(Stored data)
· · · · ·
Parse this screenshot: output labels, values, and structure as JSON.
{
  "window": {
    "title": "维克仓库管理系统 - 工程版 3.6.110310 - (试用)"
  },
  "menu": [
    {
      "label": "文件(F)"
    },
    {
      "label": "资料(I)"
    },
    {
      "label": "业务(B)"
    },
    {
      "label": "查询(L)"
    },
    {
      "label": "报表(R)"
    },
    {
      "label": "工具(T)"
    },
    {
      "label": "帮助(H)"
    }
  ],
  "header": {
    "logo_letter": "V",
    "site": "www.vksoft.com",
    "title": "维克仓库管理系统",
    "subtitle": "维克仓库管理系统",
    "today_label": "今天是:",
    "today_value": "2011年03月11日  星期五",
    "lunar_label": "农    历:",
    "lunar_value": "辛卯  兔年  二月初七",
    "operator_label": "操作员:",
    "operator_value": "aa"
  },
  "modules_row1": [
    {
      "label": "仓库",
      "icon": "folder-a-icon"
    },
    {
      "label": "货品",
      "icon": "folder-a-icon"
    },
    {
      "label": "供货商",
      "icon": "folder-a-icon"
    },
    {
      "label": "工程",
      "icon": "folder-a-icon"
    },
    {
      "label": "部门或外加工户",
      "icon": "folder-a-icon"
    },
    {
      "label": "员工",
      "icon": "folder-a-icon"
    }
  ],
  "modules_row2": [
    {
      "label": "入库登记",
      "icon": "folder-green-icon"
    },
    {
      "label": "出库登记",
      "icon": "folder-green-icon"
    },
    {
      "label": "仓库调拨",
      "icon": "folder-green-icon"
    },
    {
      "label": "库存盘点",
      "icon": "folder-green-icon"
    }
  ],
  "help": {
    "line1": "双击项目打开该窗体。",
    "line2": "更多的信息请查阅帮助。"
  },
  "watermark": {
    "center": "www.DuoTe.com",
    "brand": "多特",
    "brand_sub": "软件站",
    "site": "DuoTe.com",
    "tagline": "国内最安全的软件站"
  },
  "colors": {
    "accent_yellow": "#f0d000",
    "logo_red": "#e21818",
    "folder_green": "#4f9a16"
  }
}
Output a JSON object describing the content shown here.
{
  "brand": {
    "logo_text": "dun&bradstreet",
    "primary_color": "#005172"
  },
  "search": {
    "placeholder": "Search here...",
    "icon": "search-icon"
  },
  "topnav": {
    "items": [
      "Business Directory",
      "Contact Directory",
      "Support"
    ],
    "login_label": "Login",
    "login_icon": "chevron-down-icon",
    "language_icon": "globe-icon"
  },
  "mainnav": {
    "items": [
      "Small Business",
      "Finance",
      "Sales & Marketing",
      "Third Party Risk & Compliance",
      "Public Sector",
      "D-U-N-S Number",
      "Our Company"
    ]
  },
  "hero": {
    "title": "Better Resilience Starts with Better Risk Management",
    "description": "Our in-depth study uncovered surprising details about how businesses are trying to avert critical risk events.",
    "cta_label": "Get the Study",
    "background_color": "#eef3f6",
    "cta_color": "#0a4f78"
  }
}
· · · · ·
Task directions: Count the lines of the material that include the word "here", then report only the total.

Reply to the exercise: 2